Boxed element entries
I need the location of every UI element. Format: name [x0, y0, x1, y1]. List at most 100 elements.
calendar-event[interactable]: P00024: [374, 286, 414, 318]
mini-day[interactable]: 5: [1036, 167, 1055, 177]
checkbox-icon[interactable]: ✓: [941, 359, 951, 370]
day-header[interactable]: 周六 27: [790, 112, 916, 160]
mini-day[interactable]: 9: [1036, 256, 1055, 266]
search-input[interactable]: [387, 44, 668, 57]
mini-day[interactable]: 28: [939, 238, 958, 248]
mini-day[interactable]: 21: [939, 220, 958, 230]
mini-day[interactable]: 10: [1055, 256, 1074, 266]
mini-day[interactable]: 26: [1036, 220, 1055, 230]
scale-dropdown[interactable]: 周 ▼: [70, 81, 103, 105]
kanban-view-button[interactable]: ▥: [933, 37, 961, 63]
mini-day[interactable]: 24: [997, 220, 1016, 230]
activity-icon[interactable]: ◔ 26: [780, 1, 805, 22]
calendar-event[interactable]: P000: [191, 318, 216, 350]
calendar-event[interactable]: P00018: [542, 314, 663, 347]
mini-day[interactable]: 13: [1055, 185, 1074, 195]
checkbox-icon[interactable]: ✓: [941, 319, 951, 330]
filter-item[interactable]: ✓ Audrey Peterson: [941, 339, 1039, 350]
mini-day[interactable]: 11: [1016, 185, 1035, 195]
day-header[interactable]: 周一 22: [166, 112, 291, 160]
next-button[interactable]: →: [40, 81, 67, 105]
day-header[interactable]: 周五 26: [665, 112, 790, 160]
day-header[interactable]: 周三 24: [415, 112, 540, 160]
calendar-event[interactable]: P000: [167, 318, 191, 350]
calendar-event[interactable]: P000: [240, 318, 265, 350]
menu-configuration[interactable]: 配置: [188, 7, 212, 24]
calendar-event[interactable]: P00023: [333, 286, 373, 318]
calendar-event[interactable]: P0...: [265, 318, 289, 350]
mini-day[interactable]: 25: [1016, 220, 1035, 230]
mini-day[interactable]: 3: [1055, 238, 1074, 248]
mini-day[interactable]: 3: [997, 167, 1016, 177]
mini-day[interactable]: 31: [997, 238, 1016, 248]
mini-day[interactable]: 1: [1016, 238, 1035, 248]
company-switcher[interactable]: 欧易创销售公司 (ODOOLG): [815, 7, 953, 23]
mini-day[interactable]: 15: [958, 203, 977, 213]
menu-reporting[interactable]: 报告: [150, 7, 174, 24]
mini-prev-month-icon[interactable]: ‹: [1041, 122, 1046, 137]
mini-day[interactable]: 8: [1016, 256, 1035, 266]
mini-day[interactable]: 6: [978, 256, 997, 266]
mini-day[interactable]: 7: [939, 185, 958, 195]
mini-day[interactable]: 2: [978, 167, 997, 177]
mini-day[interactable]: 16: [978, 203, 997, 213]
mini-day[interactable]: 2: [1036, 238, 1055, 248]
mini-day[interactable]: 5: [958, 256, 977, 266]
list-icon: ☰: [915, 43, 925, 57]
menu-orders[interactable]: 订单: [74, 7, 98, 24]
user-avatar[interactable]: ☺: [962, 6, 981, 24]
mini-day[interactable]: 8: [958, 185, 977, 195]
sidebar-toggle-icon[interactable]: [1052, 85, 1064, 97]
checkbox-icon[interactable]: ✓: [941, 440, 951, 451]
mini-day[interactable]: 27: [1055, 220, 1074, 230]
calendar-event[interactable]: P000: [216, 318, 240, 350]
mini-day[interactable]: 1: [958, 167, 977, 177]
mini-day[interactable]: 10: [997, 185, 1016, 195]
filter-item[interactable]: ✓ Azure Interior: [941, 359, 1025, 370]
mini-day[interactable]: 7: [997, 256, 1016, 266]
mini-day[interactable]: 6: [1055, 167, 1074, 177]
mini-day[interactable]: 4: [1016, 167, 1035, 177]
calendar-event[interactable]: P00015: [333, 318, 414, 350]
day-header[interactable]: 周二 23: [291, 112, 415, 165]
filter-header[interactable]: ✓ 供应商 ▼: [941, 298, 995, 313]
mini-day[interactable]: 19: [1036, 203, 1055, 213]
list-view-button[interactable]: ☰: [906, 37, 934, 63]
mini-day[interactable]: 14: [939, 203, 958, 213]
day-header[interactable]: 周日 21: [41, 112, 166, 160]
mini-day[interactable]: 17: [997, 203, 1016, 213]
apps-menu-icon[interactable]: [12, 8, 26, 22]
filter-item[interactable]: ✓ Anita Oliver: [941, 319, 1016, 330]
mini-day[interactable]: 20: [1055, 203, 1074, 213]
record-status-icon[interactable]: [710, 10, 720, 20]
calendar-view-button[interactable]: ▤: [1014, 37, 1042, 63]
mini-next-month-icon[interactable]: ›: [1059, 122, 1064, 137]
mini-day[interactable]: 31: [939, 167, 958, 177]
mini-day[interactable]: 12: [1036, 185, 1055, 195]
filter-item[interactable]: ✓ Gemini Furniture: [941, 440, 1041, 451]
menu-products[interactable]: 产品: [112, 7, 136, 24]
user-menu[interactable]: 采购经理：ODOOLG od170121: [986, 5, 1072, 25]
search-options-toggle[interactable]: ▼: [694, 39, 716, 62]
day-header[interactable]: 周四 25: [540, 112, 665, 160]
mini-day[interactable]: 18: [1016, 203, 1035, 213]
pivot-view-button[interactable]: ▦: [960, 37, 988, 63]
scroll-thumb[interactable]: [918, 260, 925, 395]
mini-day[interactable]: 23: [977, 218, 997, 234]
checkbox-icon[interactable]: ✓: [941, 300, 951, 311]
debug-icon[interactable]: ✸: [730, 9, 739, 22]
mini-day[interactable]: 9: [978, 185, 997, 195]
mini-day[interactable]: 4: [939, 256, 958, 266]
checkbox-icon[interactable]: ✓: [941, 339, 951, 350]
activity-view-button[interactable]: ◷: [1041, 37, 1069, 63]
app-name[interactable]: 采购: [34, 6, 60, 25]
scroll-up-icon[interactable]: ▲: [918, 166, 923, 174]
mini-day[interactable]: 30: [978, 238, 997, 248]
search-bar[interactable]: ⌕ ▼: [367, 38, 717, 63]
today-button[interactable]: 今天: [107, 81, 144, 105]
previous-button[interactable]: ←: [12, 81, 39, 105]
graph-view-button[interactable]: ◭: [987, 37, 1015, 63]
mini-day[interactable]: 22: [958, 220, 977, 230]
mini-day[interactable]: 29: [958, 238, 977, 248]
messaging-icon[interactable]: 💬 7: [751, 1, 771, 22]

> **Your goal**: Count the lines in the records above that contain the string "month", matching case exactly. Give only the number.

> **Solution for this exercise**: 2